■ **Work to complete**: Calculate how many lines in the following records hold the word "СОБЫТИЯ", and report that number without comment.

■ **Source data**:
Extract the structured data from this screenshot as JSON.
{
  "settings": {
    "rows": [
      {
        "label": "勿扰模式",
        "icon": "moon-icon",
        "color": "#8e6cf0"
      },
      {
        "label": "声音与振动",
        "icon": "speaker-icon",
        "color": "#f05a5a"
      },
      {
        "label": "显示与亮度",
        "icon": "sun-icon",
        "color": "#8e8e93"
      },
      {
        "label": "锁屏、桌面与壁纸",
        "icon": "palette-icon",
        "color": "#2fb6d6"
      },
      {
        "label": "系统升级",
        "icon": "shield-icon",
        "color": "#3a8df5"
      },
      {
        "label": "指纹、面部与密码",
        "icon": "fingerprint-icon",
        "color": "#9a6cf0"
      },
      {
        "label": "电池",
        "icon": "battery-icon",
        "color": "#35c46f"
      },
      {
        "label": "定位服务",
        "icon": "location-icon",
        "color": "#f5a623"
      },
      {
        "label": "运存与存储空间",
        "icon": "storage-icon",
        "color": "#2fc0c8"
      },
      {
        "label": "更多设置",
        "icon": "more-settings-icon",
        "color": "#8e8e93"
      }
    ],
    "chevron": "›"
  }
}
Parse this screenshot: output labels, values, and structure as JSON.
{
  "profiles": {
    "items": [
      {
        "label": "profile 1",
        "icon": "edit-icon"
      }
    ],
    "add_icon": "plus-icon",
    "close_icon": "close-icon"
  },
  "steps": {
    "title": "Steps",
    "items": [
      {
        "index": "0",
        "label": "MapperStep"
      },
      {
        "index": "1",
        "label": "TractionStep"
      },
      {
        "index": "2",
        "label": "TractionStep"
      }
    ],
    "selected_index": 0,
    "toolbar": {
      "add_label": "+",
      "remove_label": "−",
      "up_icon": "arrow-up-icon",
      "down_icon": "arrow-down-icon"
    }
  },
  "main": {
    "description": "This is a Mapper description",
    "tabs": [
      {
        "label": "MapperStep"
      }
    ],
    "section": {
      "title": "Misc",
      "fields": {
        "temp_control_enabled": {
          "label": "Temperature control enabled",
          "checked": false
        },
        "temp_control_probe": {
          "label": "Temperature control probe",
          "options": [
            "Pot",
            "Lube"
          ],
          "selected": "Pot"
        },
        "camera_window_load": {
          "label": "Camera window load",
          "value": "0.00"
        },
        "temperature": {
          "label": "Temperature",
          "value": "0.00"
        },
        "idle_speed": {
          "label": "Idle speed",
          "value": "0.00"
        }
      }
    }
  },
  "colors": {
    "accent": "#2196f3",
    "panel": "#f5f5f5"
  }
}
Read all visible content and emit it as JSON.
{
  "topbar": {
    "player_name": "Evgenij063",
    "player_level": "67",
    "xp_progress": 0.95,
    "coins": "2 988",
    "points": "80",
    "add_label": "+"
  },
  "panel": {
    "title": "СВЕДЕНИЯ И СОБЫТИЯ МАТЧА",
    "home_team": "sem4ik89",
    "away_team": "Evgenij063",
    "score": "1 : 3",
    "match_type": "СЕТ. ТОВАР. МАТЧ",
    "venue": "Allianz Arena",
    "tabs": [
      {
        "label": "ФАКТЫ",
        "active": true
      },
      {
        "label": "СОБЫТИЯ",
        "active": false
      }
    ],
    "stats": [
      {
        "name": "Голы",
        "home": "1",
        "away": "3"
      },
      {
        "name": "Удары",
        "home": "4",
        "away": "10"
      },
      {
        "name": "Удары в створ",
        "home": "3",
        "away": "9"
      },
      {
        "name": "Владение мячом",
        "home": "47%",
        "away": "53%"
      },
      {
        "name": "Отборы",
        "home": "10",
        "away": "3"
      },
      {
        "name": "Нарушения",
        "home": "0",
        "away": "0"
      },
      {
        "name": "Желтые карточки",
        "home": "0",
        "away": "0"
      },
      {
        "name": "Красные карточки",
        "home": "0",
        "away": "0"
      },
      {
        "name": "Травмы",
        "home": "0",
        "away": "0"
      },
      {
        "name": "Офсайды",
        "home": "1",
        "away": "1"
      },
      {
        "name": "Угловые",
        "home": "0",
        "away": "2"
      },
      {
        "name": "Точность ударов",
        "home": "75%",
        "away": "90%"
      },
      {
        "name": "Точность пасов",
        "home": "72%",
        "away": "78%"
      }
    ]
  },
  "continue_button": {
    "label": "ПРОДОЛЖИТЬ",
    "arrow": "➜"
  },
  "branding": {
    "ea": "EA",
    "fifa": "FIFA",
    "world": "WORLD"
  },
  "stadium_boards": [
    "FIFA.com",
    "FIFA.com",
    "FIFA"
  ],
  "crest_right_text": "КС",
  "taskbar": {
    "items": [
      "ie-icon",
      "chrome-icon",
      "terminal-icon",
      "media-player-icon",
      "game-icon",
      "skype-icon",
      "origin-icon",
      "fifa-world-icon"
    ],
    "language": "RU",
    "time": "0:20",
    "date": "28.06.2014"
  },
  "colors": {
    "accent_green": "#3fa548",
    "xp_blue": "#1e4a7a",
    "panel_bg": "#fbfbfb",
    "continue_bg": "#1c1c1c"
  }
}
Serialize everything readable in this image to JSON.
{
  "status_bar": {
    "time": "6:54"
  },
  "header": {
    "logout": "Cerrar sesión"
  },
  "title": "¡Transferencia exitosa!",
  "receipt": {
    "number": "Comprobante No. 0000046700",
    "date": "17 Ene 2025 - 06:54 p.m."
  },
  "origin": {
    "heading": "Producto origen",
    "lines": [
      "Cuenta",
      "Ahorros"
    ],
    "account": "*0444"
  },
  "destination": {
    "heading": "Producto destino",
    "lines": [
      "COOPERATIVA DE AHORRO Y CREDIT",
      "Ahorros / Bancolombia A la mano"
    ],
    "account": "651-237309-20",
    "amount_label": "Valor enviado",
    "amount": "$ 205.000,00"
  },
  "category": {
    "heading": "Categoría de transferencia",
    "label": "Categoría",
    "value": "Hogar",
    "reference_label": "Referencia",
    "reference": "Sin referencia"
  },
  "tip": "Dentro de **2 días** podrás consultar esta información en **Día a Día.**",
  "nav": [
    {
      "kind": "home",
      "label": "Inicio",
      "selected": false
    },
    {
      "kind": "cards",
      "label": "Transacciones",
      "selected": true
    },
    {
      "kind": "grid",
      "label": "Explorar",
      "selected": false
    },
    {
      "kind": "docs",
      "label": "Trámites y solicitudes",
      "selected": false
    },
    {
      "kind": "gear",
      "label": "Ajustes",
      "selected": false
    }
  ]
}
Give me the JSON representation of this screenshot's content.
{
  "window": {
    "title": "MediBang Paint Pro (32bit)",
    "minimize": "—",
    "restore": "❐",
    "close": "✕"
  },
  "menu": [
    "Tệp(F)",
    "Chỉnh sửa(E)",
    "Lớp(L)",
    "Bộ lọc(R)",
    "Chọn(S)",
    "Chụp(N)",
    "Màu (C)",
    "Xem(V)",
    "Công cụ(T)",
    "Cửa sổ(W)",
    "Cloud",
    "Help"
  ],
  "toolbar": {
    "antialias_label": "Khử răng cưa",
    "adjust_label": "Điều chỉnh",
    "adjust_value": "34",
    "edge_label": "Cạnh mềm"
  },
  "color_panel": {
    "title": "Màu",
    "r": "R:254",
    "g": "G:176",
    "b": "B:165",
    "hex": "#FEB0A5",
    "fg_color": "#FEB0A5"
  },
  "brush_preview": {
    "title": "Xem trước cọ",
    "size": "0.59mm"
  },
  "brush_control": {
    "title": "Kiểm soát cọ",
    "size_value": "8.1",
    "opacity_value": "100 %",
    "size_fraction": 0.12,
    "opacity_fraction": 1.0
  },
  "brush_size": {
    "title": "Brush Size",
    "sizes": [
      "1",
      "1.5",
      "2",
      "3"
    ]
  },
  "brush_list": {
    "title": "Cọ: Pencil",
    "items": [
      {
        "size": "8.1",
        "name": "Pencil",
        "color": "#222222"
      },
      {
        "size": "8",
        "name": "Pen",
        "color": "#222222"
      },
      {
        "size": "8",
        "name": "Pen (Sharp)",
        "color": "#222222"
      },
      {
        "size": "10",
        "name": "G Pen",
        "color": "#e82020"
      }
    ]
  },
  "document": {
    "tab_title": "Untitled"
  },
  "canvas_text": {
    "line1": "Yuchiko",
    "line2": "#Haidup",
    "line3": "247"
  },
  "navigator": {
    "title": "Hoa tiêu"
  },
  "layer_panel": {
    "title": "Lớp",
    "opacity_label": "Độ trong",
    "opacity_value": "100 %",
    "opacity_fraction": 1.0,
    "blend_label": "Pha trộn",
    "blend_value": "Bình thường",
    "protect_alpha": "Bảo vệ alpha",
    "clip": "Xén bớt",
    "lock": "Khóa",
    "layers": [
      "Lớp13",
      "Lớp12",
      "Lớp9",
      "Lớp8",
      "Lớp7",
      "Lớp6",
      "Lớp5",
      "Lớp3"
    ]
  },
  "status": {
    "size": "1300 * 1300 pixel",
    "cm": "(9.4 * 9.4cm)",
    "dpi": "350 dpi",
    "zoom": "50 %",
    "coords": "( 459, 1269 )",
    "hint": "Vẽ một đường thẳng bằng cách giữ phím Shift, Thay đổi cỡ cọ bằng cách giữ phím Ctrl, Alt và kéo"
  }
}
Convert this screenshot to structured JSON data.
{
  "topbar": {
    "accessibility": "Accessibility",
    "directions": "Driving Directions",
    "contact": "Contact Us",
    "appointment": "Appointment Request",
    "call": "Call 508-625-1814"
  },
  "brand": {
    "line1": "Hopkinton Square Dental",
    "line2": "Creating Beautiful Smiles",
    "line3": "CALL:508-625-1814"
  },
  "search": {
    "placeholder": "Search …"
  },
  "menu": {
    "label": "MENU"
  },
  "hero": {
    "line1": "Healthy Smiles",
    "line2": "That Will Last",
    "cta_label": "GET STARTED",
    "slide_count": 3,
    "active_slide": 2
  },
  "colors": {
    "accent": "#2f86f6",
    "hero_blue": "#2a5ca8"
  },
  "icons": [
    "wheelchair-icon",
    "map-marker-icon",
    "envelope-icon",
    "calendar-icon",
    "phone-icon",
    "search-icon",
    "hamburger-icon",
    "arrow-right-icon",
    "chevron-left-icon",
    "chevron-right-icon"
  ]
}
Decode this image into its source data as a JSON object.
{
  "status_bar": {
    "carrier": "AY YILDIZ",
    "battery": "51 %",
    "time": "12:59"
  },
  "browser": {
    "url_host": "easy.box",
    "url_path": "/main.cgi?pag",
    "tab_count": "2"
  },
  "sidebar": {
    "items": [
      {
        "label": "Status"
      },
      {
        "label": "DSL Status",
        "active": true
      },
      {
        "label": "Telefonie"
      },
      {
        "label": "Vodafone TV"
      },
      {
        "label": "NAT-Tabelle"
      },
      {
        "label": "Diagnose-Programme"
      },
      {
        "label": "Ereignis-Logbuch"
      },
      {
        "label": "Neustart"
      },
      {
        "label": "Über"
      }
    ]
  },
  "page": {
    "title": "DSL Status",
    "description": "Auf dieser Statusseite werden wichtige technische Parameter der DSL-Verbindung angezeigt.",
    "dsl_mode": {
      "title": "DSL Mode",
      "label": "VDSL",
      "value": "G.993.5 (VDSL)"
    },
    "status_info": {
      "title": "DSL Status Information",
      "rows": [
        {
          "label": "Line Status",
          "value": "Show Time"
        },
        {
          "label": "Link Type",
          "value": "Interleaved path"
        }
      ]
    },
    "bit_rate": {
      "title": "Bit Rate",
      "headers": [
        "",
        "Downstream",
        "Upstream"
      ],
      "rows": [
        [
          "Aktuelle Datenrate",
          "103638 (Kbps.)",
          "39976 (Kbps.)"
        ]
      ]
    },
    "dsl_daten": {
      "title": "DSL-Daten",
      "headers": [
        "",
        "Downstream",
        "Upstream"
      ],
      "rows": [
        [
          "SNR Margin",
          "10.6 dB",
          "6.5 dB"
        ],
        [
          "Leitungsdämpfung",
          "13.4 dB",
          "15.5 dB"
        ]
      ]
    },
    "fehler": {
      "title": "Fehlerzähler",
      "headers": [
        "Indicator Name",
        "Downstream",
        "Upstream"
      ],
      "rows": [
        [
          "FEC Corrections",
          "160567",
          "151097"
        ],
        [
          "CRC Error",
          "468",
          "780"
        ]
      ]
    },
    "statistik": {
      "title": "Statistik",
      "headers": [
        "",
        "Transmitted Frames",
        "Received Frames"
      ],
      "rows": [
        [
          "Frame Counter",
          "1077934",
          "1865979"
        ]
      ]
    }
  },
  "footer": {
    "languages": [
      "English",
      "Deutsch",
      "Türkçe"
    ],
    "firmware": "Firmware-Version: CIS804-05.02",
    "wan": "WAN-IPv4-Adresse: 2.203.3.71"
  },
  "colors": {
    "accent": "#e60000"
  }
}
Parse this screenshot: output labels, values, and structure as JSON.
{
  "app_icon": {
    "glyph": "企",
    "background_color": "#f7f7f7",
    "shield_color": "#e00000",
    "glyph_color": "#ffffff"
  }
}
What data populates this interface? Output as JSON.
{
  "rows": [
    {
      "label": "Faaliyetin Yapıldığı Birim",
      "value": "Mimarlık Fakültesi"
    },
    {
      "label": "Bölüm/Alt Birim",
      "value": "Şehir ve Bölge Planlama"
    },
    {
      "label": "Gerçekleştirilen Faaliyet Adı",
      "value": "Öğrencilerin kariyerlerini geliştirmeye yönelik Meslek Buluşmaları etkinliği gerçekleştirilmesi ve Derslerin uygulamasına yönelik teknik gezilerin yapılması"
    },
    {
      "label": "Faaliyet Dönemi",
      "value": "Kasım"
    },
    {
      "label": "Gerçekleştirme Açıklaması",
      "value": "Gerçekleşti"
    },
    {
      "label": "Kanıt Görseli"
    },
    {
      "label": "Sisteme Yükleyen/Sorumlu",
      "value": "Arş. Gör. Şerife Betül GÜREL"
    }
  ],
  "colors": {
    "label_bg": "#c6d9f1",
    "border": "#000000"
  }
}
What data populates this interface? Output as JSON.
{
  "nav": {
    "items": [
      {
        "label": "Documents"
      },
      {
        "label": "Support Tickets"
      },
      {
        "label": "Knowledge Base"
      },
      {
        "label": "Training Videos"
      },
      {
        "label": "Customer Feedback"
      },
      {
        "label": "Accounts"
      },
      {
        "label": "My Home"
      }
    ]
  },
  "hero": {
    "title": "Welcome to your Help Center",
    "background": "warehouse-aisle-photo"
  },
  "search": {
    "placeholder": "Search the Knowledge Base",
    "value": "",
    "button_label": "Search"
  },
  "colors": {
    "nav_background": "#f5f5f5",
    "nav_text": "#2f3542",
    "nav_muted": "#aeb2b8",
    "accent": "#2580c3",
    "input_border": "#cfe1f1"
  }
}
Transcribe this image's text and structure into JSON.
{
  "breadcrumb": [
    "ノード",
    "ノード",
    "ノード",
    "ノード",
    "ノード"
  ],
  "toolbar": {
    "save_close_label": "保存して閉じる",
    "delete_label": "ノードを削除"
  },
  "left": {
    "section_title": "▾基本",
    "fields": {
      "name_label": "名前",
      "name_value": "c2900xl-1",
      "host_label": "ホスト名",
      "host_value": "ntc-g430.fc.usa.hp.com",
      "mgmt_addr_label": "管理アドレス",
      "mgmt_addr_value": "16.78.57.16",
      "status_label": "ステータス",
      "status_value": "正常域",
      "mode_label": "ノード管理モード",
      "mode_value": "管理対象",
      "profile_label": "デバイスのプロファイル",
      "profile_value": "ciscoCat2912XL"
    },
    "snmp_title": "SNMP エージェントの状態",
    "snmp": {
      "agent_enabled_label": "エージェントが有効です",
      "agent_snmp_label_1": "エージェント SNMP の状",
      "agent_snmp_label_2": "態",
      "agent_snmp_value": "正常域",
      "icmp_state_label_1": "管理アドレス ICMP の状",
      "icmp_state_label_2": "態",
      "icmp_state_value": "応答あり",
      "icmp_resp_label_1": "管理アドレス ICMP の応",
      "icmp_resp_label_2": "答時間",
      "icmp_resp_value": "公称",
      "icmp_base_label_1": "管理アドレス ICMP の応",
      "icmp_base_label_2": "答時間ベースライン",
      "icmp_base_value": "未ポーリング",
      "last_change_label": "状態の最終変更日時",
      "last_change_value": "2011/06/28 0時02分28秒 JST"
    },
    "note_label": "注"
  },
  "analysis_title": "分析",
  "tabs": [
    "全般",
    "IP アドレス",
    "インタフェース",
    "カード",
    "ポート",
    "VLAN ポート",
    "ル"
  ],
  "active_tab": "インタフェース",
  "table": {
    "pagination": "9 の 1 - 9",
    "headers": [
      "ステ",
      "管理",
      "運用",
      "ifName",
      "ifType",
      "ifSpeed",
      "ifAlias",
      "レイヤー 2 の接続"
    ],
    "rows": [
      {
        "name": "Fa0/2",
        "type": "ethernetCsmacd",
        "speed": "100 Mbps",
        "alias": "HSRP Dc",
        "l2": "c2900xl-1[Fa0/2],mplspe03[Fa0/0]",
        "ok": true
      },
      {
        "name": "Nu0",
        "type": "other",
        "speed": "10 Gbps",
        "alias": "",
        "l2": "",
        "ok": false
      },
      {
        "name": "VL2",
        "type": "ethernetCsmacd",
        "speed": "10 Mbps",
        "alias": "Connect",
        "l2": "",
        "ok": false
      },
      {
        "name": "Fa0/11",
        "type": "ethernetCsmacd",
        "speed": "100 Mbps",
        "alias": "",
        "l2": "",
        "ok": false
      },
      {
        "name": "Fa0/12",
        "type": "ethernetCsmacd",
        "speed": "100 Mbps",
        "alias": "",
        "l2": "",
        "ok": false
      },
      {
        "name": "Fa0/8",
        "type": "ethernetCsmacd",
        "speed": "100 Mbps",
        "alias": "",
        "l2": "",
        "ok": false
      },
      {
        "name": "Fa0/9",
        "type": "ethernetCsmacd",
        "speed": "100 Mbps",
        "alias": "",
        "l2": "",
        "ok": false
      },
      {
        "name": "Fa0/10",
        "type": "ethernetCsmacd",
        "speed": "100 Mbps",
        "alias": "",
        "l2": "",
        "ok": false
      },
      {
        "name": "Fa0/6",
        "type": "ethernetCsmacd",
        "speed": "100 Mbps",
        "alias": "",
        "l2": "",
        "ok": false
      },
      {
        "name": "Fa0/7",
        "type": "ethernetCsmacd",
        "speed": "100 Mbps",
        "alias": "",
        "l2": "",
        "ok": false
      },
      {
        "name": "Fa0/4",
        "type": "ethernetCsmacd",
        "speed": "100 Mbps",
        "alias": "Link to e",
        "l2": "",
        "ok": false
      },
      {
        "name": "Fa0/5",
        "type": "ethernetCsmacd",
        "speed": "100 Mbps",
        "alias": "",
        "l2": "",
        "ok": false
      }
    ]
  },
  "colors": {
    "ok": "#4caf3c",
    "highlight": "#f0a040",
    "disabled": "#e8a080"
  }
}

■ **Task response**: 2